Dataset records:
________________
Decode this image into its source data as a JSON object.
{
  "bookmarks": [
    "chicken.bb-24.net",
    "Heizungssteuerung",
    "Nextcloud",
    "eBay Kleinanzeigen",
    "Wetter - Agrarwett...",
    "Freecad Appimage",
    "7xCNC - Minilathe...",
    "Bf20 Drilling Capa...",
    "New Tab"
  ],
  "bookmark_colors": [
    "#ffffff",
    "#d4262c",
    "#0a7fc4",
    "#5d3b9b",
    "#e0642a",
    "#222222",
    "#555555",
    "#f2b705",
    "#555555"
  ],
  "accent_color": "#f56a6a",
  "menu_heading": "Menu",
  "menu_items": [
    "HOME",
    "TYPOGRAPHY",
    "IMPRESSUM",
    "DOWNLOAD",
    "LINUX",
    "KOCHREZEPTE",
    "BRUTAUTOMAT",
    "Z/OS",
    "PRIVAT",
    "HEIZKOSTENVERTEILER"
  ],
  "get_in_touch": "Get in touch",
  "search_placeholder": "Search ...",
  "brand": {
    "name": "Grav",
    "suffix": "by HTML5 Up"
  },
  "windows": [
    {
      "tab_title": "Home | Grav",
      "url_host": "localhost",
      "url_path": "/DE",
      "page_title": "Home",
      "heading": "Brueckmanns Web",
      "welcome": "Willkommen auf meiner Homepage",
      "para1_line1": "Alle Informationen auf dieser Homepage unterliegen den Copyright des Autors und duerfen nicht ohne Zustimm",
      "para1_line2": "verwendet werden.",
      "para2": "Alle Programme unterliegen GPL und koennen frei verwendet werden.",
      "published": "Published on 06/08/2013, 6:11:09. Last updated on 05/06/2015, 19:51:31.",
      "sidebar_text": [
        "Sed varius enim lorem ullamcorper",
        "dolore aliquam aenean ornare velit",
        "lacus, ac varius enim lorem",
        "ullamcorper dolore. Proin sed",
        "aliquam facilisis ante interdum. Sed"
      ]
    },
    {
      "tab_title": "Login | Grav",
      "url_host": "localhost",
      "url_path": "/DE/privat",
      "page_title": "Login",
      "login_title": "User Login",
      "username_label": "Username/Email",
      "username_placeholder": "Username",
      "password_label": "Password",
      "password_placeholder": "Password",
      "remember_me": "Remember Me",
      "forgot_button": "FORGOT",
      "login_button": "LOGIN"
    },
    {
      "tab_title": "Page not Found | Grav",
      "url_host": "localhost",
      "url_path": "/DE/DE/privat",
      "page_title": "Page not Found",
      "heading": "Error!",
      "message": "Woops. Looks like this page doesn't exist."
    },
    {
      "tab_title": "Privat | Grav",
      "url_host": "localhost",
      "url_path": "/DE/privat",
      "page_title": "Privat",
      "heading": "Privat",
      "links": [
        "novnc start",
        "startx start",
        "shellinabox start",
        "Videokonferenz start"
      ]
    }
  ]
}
________________
* Task requirements
Write the data from above out again, exactly.

* Result of the task
Decode this image into its source data as a JSON object.
{
  "bookmarks": [
    "chicken.bb-24.net",
    "Heizungssteuerung",
    "Nextcloud",
    "eBay Kleinanzeigen",
    "Wetter - Agrarwett...",
    "Freecad Appimage",
    "7xCNC - Minilathe...",
    "Bf20 Drilling Capa...",
    "New Tab"
  ],
  "bookmark_colors": [
    "#ffffff",
    "#d4262c",
    "#0a7fc4",
    "#5d3b9b",
    "#e0642a",
    "#222222",
    "#555555",
    "#f2b705",
    "#555555"
  ],
  "accent_color": "#f56a6a",
  "menu_heading": "Menu",
  "menu_items": [
    "HOME",
    "TYPOGRAPHY",
    "IMPRESSUM",
    "DOWNLOAD",
    "LINUX",
    "KOCHREZEPTE",
    "BRUTAUTOMAT",
    "Z/OS",
    "PRIVAT",
    "HEIZKOSTENVERTEILER"
  ],
  "get_in_touch": "Get in touch",
  "search_placeholder": "Search ...",
  "brand": {
    "name": "Grav",
    "suffix": "by HTML5 Up"
  },
  "windows": [
    {
      "tab_title": "Home | Grav",
      "url_host": "localhost",
      "url_path": "/DE",
      "page_title": "Home",
      "heading": "Brueckmanns Web",
      "welcome": "Willkommen auf meiner Homepage",
      "para1_line1": "Alle Informationen auf dieser Homepage unterliegen den Copyright des Autors und duerfen nicht ohne Zustimm",
      "para1_line2": "verwendet werden.",
      "para2": "Alle Programme unterliegen GPL und koennen frei verwendet werden.",
      "published": "Published on 06/08/2013, 6:11:09. Last updated on 05/06/2015, 19:51:31.",
      "sidebar_text": [
        "Sed varius enim lorem ullamcorper",
        "dolore aliquam aenean ornare velit",
        "lacus, ac varius enim lorem",
        "ullamcorper dolore. Proin sed",
        "aliquam facilisis ante interdum. Sed"
      ]
    },
    {
      "tab_title": "Login | Grav",
      "url_host": "localhost",
      "url_path": "/DE/privat",
      "page_title": "Login",
      "login_title": "User Login",
      "username_label": "Username/Email",
      "username_placeholder": "Username",
      "password_label": "Password",
      "password_placeholder": "Password",
      "remember_me": "Remember Me",
      "forgot_button": "FORGOT",
      "login_button": "LOGIN"
    },
    {
      "tab_title": "Page not Found | Grav",
      "url_host": "localhost",
      "url_path": "/DE/DE/privat",
      "page_title": "Page not Found",
      "heading": "Error!",
      "message": "Woops. Looks like this page doesn't exist."
    },
    {
      "tab_title": "Privat | Grav",
      "url_host": "localhost",
      "url_path": "/DE/privat",
      "page_title": "Privat",
      "heading": "Privat",
      "links": [
        "novnc start",
        "startx start",
        "shellinabox start",
        "Videokonferenz start"
      ]
    }
  ]
}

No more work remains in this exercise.